RECORD EXCERPTS:
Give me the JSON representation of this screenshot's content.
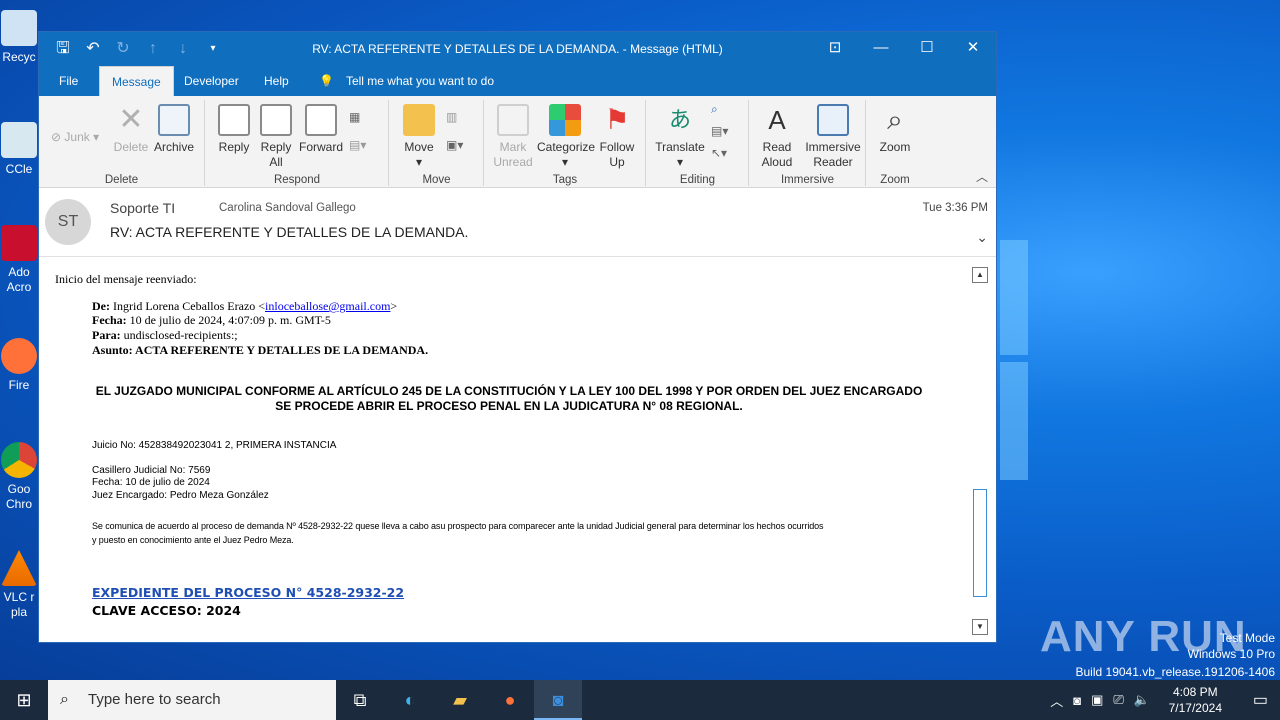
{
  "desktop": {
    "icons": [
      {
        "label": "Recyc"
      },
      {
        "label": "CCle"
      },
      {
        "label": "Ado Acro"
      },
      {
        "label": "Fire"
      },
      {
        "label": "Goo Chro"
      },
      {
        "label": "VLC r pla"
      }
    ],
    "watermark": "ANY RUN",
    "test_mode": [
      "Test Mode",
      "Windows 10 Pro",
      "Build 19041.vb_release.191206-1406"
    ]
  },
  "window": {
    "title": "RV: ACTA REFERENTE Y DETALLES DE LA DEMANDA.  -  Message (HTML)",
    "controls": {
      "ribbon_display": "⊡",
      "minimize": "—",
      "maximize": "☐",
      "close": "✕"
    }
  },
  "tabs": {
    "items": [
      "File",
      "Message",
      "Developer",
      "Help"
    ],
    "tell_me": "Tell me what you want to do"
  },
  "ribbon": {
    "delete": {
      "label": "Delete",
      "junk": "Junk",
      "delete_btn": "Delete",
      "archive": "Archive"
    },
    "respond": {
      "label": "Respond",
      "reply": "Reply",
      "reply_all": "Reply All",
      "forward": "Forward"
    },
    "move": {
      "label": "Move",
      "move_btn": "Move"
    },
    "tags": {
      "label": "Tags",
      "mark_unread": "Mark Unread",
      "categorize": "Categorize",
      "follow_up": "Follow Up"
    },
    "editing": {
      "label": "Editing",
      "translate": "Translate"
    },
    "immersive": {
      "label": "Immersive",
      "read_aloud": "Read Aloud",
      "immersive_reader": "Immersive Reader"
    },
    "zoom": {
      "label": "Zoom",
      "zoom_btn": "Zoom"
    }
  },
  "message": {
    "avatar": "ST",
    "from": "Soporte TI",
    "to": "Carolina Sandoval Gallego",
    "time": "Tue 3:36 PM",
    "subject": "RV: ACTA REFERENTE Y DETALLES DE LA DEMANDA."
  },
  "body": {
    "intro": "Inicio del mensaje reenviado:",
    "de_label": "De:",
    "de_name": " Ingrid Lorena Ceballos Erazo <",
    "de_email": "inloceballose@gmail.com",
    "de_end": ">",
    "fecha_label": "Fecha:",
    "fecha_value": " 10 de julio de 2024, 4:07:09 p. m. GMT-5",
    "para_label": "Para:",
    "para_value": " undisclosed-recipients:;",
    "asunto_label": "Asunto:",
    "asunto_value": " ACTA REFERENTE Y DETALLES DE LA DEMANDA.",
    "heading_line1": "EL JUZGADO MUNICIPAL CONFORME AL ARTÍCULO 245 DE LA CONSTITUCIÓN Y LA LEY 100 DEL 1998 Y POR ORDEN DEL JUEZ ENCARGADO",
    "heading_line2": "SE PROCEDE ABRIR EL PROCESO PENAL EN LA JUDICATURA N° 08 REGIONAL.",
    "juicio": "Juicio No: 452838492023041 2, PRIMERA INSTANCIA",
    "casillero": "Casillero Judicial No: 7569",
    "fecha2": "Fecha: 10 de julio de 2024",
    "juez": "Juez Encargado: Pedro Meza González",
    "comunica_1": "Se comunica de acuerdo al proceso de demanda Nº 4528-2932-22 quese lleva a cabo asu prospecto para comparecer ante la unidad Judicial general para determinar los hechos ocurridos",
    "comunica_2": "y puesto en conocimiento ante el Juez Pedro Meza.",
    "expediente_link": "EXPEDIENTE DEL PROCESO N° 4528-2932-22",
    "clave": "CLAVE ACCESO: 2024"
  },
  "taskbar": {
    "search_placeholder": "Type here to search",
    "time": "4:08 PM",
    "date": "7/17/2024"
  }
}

...

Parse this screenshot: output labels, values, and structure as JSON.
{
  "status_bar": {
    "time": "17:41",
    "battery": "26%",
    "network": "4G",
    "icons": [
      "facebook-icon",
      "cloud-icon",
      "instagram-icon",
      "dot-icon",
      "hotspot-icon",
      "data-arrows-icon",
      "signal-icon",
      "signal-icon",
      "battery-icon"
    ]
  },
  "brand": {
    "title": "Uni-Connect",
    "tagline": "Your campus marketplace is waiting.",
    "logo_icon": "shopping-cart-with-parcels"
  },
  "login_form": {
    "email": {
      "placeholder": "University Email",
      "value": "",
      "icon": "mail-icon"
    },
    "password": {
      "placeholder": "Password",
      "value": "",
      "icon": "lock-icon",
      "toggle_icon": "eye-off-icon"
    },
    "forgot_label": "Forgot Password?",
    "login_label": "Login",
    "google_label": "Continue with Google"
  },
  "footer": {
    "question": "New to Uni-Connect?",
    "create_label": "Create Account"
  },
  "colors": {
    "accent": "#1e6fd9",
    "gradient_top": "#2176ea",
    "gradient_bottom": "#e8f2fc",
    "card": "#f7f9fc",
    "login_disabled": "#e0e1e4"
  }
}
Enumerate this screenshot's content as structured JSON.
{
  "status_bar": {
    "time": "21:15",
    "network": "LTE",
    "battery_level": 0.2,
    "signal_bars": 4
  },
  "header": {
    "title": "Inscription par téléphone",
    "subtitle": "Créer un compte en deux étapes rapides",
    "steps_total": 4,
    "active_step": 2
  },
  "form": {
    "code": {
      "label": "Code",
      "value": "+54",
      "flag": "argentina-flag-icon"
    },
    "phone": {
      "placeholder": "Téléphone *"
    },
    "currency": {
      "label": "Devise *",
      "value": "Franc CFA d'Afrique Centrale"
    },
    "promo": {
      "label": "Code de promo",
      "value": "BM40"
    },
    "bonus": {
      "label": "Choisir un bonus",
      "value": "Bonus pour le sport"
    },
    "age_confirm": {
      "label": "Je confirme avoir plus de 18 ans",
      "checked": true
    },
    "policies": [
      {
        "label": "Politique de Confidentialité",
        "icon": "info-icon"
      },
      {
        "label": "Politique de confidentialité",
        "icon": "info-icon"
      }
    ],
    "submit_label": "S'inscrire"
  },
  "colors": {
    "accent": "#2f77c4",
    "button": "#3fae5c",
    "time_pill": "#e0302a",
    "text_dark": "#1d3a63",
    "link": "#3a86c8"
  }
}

BRIEF: Within the records above, how many lines include the word "JSON"? State the number by itself.

RESPONSE: 3